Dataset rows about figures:
□ □ □ □ □

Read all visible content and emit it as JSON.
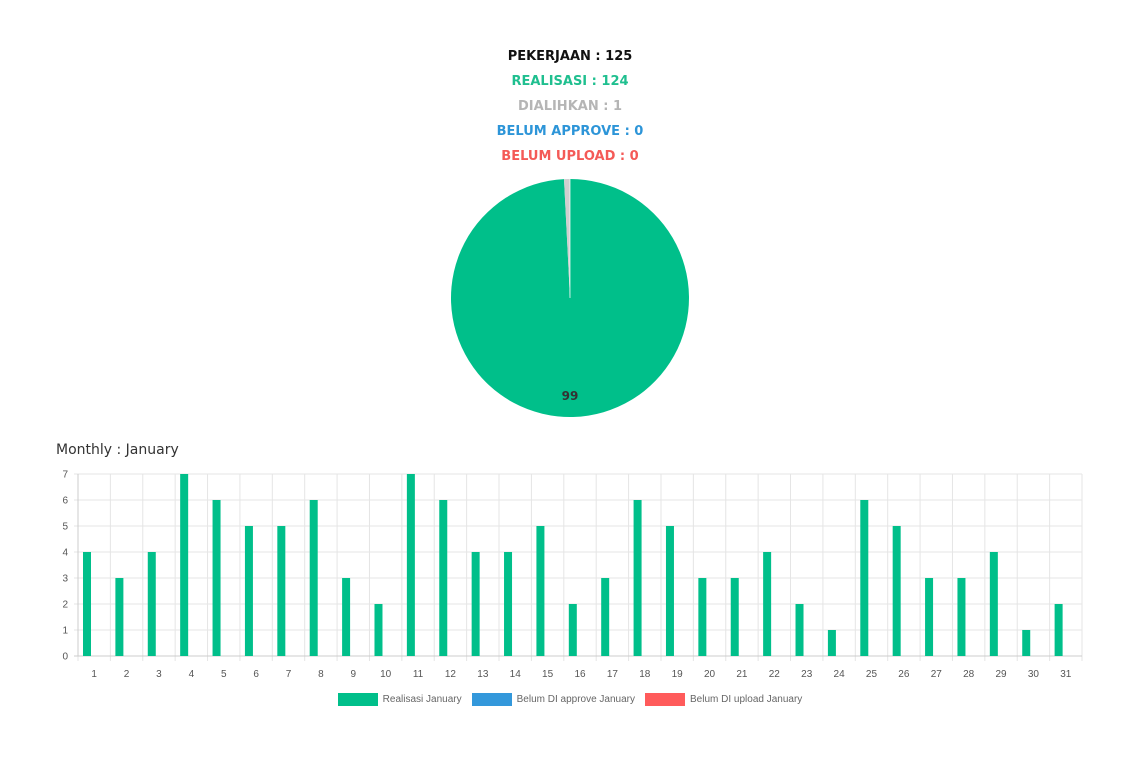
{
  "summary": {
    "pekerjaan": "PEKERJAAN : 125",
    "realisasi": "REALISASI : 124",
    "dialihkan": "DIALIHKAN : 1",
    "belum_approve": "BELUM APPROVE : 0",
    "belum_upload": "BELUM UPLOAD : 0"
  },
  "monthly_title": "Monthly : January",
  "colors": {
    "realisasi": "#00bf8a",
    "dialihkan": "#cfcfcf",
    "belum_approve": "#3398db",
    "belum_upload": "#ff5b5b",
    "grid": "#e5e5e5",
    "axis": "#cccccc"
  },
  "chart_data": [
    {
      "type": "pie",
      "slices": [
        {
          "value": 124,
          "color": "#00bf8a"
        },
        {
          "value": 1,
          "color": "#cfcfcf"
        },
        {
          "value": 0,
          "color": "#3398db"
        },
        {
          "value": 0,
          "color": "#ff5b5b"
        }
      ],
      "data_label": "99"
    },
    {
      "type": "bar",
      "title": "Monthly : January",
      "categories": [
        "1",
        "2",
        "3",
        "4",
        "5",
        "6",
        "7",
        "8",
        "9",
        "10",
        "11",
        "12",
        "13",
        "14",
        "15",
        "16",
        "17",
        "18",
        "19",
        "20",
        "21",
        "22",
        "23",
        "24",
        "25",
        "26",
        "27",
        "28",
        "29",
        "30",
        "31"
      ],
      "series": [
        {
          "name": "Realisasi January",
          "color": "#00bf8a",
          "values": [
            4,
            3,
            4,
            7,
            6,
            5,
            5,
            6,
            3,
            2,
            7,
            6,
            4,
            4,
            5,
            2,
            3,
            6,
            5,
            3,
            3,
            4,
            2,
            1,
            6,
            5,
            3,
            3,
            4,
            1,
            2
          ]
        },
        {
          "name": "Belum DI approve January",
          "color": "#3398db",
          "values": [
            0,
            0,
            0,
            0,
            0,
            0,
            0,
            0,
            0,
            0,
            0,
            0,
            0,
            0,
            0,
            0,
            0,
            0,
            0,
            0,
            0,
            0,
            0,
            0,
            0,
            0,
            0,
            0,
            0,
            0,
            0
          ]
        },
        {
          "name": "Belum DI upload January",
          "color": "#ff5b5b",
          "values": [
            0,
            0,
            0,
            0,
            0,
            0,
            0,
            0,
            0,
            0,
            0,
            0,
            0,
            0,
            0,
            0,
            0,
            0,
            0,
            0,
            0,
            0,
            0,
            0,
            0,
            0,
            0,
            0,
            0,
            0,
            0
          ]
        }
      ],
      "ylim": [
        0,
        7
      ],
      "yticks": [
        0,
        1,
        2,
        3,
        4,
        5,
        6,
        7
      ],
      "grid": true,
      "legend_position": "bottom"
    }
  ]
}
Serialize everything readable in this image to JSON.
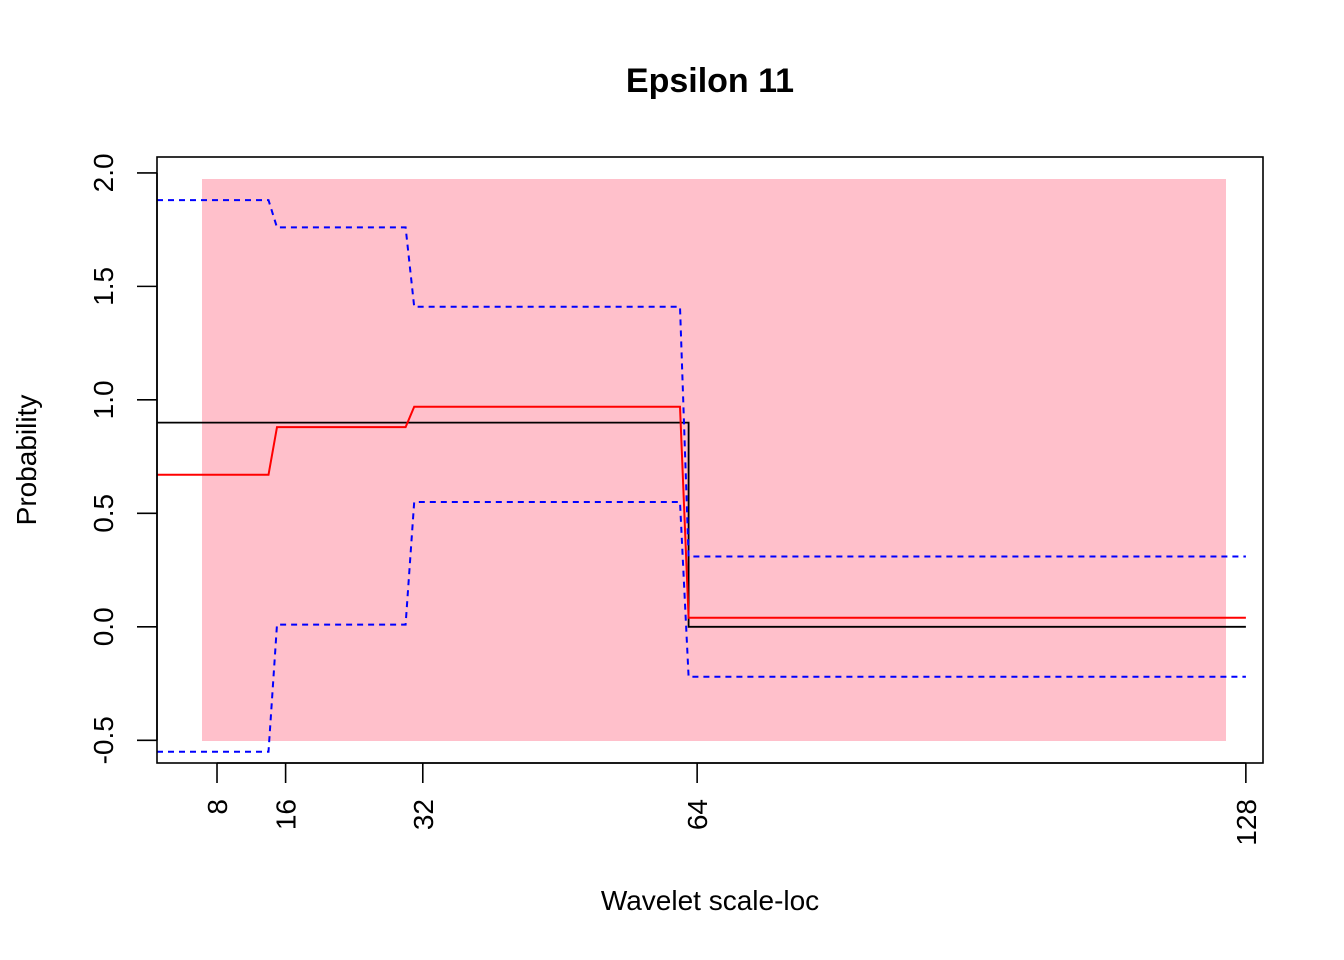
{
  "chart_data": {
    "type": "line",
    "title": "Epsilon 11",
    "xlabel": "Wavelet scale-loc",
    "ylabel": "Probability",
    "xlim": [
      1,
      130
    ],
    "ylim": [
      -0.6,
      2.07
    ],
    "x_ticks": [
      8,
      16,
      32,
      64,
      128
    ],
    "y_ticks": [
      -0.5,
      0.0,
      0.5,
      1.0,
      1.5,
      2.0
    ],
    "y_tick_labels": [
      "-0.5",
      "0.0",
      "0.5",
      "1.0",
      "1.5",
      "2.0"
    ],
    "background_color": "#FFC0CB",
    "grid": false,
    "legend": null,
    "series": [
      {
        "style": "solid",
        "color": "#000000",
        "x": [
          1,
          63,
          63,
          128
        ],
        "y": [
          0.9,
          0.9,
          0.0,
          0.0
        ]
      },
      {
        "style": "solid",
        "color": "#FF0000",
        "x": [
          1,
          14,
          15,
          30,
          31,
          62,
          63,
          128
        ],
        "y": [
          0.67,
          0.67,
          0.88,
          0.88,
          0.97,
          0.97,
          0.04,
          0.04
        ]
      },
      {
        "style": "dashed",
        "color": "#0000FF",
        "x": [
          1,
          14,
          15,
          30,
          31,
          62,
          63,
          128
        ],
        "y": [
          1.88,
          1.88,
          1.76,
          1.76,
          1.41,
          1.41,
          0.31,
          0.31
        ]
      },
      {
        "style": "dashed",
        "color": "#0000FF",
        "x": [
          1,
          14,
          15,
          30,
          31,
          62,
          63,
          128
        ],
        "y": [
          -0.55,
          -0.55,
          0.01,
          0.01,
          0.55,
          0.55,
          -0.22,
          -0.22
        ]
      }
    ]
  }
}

□ □ □ □ □

§ Problem details:
Leave out the pictures and transcribe everything else exactly.

§ Exercise response:
Read all visible content and emit it as JSON.
{
  "summary": {
    "pekerjaan": "PEKERJAAN : 125",
    "realisasi": "REALISASI : 124",
    "dialihkan": "DIALIHKAN : 1",
    "belum_approve": "BELUM APPROVE : 0",
    "belum_upload": "BELUM UPLOAD : 0"
  },
  "monthly_title": "Monthly : January",
  "colors": {
    "realisasi": "#00bf8a",
    "dialihkan": "#cfcfcf",
    "belum_approve": "#3398db",
    "belum_upload": "#ff5b5b",
    "grid": "#e5e5e5",
    "axis": "#cccccc"
  },
  "chart_data": [
    {
      "type": "pie",
      "slices": [
        {
          "value": 124,
          "color": "#00bf8a"
        },
        {
          "value": 1,
          "color": "#cfcfcf"
        },
        {
          "value": 0,
          "color": "#3398db"
        },
        {
          "value": 0,
          "color": "#ff5b5b"
        }
      ],
      "data_label": "99"
    },
    {
      "type": "bar",
      "title": "Monthly : January",
      "categories": [
        "1",
        "2",
        "3",
        "4",
        "5",
        "6",
        "7",
        "8",
        "9",
        "10",
        "11",
        "12",
        "13",
        "14",
        "15",
        "16",
        "17",
        "18",
        "19",
        "20",
        "21",
        "22",
        "23",
        "24",
        "25",
        "26",
        "27",
        "28",
        "29",
        "30",
        "31"
      ],
      "series": [
        {
          "name": "Realisasi January",
          "color": "#00bf8a",
          "values": [
            4,
            3,
            4,
            7,
            6,
            5,
            5,
            6,
            3,
            2,
            7,
            6,
            4,
            4,
            5,
            2,
            3,
            6,
            5,
            3,
            3,
            4,
            2,
            1,
            6,
            5,
            3,
            3,
            4,
            1,
            2
          ]
        },
        {
          "name": "Belum DI approve January",
          "color": "#3398db",
          "values": [
            0,
            0,
            0,
            0,
            0,
            0,
            0,
            0,
            0,
            0,
            0,
            0,
            0,
            0,
            0,
            0,
            0,
            0,
            0,
            0,
            0,
            0,
            0,
            0,
            0,
            0,
            0,
            0,
            0,
            0,
            0
          ]
        },
        {
          "name": "Belum DI upload January",
          "color": "#ff5b5b",
          "values": [
            0,
            0,
            0,
            0,
            0,
            0,
            0,
            0,
            0,
            0,
            0,
            0,
            0,
            0,
            0,
            0,
            0,
            0,
            0,
            0,
            0,
            0,
            0,
            0,
            0,
            0,
            0,
            0,
            0,
            0,
            0
          ]
        }
      ],
      "ylim": [
        0,
        7
      ],
      "yticks": [
        0,
        1,
        2,
        3,
        4,
        5,
        6,
        7
      ],
      "grid": true,
      "legend_position": "bottom"
    }
  ]
}
Serialize everything readable in this image to JSON.
{
  "chart_data": {
    "type": "line",
    "title": "Epsilon 11",
    "xlabel": "Wavelet scale-loc",
    "ylabel": "Probability",
    "xlim": [
      1,
      130
    ],
    "ylim": [
      -0.6,
      2.07
    ],
    "x_ticks": [
      8,
      16,
      32,
      64,
      128
    ],
    "y_ticks": [
      -0.5,
      0.0,
      0.5,
      1.0,
      1.5,
      2.0
    ],
    "y_tick_labels": [
      "-0.5",
      "0.0",
      "0.5",
      "1.0",
      "1.5",
      "2.0"
    ],
    "background_color": "#FFC0CB",
    "grid": false,
    "legend": null,
    "series": [
      {
        "style": "solid",
        "color": "#000000",
        "x": [
          1,
          63,
          63,
          128
        ],
        "y": [
          0.9,
          0.9,
          0.0,
          0.0
        ]
      },
      {
        "style": "solid",
        "color": "#FF0000",
        "x": [
          1,
          14,
          15,
          30,
          31,
          62,
          63,
          128
        ],
        "y": [
          0.67,
          0.67,
          0.88,
          0.88,
          0.97,
          0.97,
          0.04,
          0.04
        ]
      },
      {
        "style": "dashed",
        "color": "#0000FF",
        "x": [
          1,
          14,
          15,
          30,
          31,
          62,
          63,
          128
        ],
        "y": [
          1.88,
          1.88,
          1.76,
          1.76,
          1.41,
          1.41,
          0.31,
          0.31
        ]
      },
      {
        "style": "dashed",
        "color": "#0000FF",
        "x": [
          1,
          14,
          15,
          30,
          31,
          62,
          63,
          128
        ],
        "y": [
          -0.55,
          -0.55,
          0.01,
          0.01,
          0.55,
          0.55,
          -0.22,
          -0.22
        ]
      }
    ]
  }
}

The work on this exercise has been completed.